Reproduce the records below exactly as they appear.

--- BEGIN Material supplied ---

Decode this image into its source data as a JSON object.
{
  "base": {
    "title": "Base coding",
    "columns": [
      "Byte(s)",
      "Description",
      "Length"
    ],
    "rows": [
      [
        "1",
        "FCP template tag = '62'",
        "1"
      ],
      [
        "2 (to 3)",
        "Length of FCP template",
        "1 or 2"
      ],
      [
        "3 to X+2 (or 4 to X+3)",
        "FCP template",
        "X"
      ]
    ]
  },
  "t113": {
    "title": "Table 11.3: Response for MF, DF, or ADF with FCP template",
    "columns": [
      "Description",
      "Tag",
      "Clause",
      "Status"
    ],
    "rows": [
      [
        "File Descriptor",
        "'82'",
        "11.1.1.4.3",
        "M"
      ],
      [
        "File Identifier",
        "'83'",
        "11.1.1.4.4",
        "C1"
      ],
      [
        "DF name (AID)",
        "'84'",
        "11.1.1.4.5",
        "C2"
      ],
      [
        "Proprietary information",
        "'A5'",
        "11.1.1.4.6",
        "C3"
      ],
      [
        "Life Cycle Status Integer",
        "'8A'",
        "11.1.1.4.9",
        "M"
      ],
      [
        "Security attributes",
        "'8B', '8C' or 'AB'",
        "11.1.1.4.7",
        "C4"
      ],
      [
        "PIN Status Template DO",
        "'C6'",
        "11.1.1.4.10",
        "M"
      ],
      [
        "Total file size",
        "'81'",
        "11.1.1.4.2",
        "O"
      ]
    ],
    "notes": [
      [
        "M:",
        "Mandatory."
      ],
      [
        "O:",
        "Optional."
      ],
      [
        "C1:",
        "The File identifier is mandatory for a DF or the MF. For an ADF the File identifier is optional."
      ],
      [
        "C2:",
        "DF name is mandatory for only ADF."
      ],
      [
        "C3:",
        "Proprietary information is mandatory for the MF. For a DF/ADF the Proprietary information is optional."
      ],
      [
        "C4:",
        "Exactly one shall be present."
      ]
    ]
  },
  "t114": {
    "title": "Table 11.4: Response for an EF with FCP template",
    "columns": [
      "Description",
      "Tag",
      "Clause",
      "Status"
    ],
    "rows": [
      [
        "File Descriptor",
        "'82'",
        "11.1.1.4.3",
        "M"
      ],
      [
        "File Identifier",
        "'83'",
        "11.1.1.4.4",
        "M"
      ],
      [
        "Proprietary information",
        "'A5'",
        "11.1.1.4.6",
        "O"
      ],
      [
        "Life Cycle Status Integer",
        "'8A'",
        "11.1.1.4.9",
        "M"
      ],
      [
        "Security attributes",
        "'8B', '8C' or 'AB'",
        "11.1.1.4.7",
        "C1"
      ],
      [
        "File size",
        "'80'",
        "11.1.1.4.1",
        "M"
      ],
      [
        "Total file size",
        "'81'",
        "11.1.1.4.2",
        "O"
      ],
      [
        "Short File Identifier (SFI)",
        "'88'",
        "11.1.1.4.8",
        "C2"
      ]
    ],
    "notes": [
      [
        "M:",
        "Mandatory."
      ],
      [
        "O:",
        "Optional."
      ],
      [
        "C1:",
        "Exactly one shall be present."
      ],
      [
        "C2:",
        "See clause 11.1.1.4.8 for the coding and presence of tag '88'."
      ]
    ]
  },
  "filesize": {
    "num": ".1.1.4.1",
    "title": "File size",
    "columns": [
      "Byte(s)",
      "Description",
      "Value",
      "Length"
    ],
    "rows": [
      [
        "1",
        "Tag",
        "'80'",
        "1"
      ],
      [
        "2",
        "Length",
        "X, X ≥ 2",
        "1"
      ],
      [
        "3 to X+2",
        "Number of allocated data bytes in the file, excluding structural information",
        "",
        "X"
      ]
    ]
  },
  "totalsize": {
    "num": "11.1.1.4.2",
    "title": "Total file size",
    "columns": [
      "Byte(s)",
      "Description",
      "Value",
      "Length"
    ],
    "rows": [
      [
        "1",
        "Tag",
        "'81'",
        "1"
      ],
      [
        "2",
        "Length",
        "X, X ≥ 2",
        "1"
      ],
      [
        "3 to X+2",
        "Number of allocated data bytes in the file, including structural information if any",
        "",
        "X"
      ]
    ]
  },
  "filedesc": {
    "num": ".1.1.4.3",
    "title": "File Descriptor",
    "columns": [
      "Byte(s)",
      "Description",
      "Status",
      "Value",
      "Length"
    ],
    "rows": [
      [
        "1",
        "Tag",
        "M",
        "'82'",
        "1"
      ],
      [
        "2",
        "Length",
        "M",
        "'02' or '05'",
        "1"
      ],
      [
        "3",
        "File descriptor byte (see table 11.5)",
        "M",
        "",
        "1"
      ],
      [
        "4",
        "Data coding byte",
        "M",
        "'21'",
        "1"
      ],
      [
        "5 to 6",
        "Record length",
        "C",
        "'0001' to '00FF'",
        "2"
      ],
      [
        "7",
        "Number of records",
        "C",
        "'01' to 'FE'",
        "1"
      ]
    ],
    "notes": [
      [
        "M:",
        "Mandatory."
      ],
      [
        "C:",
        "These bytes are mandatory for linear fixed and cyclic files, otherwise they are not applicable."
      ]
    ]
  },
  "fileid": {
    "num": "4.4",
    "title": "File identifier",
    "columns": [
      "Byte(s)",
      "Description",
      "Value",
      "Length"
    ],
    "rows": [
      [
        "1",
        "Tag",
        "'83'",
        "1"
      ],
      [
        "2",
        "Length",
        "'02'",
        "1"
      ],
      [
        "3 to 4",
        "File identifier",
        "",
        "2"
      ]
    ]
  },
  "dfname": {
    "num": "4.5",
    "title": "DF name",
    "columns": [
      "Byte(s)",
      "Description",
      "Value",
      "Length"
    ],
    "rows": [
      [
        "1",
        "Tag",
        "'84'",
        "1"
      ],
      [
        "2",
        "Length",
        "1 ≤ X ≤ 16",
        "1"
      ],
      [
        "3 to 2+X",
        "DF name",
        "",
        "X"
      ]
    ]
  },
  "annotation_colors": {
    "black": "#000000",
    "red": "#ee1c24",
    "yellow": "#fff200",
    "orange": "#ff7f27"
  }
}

--- END Material supplied ---

=== Completed exercise ===
Decode this image into its source data as a JSON object.
{
  "base": {
    "title": "Base coding",
    "columns": [
      "Byte(s)",
      "Description",
      "Length"
    ],
    "rows": [
      [
        "1",
        "FCP template tag = '62'",
        "1"
      ],
      [
        "2 (to 3)",
        "Length of FCP template",
        "1 or 2"
      ],
      [
        "3 to X+2 (or 4 to X+3)",
        "FCP template",
        "X"
      ]
    ]
  },
  "t113": {
    "title": "Table 11.3: Response for MF, DF, or ADF with FCP template",
    "columns": [
      "Description",
      "Tag",
      "Clause",
      "Status"
    ],
    "rows": [
      [
        "File Descriptor",
        "'82'",
        "11.1.1.4.3",
        "M"
      ],
      [
        "File Identifier",
        "'83'",
        "11.1.1.4.4",
        "C1"
      ],
      [
        "DF name (AID)",
        "'84'",
        "11.1.1.4.5",
        "C2"
      ],
      [
        "Proprietary information",
        "'A5'",
        "11.1.1.4.6",
        "C3"
      ],
      [
        "Life Cycle Status Integer",
        "'8A'",
        "11.1.1.4.9",
        "M"
      ],
      [
        "Security attributes",
        "'8B', '8C' or 'AB'",
        "11.1.1.4.7",
        "C4"
      ],
      [
        "PIN Status Template DO",
        "'C6'",
        "11.1.1.4.10",
        "M"
      ],
      [
        "Total file size",
        "'81'",
        "11.1.1.4.2",
        "O"
      ]
    ],
    "notes": [
      [
        "M:",
        "Mandatory."
      ],
      [
        "O:",
        "Optional."
      ],
      [
        "C1:",
        "The File identifier is mandatory for a DF or the MF. For an ADF the File identifier is optional."
      ],
      [
        "C2:",
        "DF name is mandatory for only ADF."
      ],
      [
        "C3:",
        "Proprietary information is mandatory for the MF. For a DF/ADF the Proprietary information is optional."
      ],
      [
        "C4:",
        "Exactly one shall be present."
      ]
    ]
  },
  "t114": {
    "title": "Table 11.4: Response for an EF with FCP template",
    "columns": [
      "Description",
      "Tag",
      "Clause",
      "Status"
    ],
    "rows": [
      [
        "File Descriptor",
        "'82'",
        "11.1.1.4.3",
        "M"
      ],
      [
        "File Identifier",
        "'83'",
        "11.1.1.4.4",
        "M"
      ],
      [
        "Proprietary information",
        "'A5'",
        "11.1.1.4.6",
        "O"
      ],
      [
        "Life Cycle Status Integer",
        "'8A'",
        "11.1.1.4.9",
        "M"
      ],
      [
        "Security attributes",
        "'8B', '8C' or 'AB'",
        "11.1.1.4.7",
        "C1"
      ],
      [
        "File size",
        "'80'",
        "11.1.1.4.1",
        "M"
      ],
      [
        "Total file size",
        "'81'",
        "11.1.1.4.2",
        "O"
      ],
      [
        "Short File Identifier (SFI)",
        "'88'",
        "11.1.1.4.8",
        "C2"
      ]
    ],
    "notes": [
      [
        "M:",
        "Mandatory."
      ],
      [
        "O:",
        "Optional."
      ],
      [
        "C1:",
        "Exactly one shall be present."
      ],
      [
        "C2:",
        "See clause 11.1.1.4.8 for the coding and presence of tag '88'."
      ]
    ]
  },
  "filesize": {
    "num": ".1.1.4.1",
    "title": "File size",
    "columns": [
      "Byte(s)",
      "Description",
      "Value",
      "Length"
    ],
    "rows": [
      [
        "1",
        "Tag",
        "'80'",
        "1"
      ],
      [
        "2",
        "Length",
        "X, X ≥ 2",
        "1"
      ],
      [
        "3 to X+2",
        "Number of allocated data bytes in the file, excluding structural information",
        "",
        "X"
      ]
    ]
  },
  "totalsize": {
    "num": "11.1.1.4.2",
    "title": "Total file size",
    "columns": [
      "Byte(s)",
      "Description",
      "Value",
      "Length"
    ],
    "rows": [
      [
        "1",
        "Tag",
        "'81'",
        "1"
      ],
      [
        "2",
        "Length",
        "X, X ≥ 2",
        "1"
      ],
      [
        "3 to X+2",
        "Number of allocated data bytes in the file, including structural information if any",
        "",
        "X"
      ]
    ]
  },
  "filedesc": {
    "num": ".1.1.4.3",
    "title": "File Descriptor",
    "columns": [
      "Byte(s)",
      "Description",
      "Status",
      "Value",
      "Length"
    ],
    "rows": [
      [
        "1",
        "Tag",
        "M",
        "'82'",
        "1"
      ],
      [
        "2",
        "Length",
        "M",
        "'02' or '05'",
        "1"
      ],
      [
        "3",
        "File descriptor byte (see table 11.5)",
        "M",
        "",
        "1"
      ],
      [
        "4",
        "Data coding byte",
        "M",
        "'21'",
        "1"
      ],
      [
        "5 to 6",
        "Record length",
        "C",
        "'0001' to '00FF'",
        "2"
      ],
      [
        "7",
        "Number of records",
        "C",
        "'01' to 'FE'",
        "1"
      ]
    ],
    "notes": [
      [
        "M:",
        "Mandatory."
      ],
      [
        "C:",
        "These bytes are mandatory for linear fixed and cyclic files, otherwise they are not applicable."
      ]
    ]
  },
  "fileid": {
    "num": "4.4",
    "title": "File identifier",
    "columns": [
      "Byte(s)",
      "Description",
      "Value",
      "Length"
    ],
    "rows": [
      [
        "1",
        "Tag",
        "'83'",
        "1"
      ],
      [
        "2",
        "Length",
        "'02'",
        "1"
      ],
      [
        "3 to 4",
        "File identifier",
        "",
        "2"
      ]
    ]
  },
  "dfname": {
    "num": "4.5",
    "title": "DF name",
    "columns": [
      "Byte(s)",
      "Description",
      "Value",
      "Length"
    ],
    "rows": [
      [
        "1",
        "Tag",
        "'84'",
        "1"
      ],
      [
        "2",
        "Length",
        "1 ≤ X ≤ 16",
        "1"
      ],
      [
        "3 to 2+X",
        "DF name",
        "",
        "X"
      ]
    ]
  },
  "annotation_colors": {
    "black": "#000000",
    "red": "#ee1c24",
    "yellow": "#fff200",
    "orange": "#ff7f27"
  }
}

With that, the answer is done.